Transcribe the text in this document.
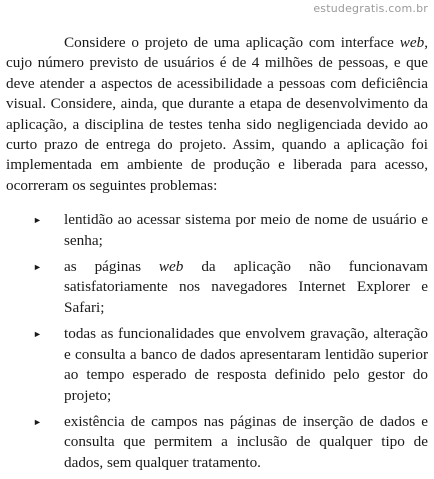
estudegratis.com.br

Considere o projeto de uma aplicação com interface web, cujo número previsto de usuários é de 4 milhões de pessoas, e que deve atender a aspectos de acessibilidade a pessoas com deficiência visual. Considere, ainda, que durante a etapa de desenvolvimento da aplicação, a disciplina de testes tenha sido negligenciada devido ao curto prazo de entrega do projeto. Assim, quando a aplicação foi implementada em ambiente de produção e liberada para acesso, ocorreram os seguintes problemas:

► lentidão ao acessar sistema por meio de nome de usuário e senha;
► as páginas web da aplicação não funcionavam satisfatoriamente nos navegadores Internet Explorer e Safari;
► todas as funcionalidades que envolvem gravação, alteração e consulta a banco de dados apresentaram lentidão superior ao tempo esperado de resposta definido pelo gestor do projeto;
► existência de campos nas páginas de inserção de dados e consulta que permitem a inclusão de qualquer tipo de dados, sem qualquer tratamento.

————

* Objective:
Output the entries above exactly, without their pictures.

* Written solution:
Transcribe the text in this document.
estudegratis.com.br

Considere o projeto de uma aplicação com interface web, cujo número previsto de usuários é de 4 milhões de pessoas, e que deve atender a aspectos de acessibilidade a pessoas com deficiência visual. Considere, ainda, que durante a etapa de desenvolvimento da aplicação, a disciplina de testes tenha sido negligenciada devido ao curto prazo de entrega do projeto. Assim, quando a aplicação foi implementada em ambiente de produção e liberada para acesso, ocorreram os seguintes problemas:

► lentidão ao acessar sistema por meio de nome de usuário e senha;
► as páginas web da aplicação não funcionavam satisfatoriamente nos navegadores Internet Explorer e Safari;
► todas as funcionalidades que envolvem gravação, alteração e consulta a banco de dados apresentaram lentidão superior ao tempo esperado de resposta definido pelo gestor do projeto;
► existência de campos nas páginas de inserção de dados e consulta que permitem a inclusão de qualquer tipo de dados, sem qualquer tratamento.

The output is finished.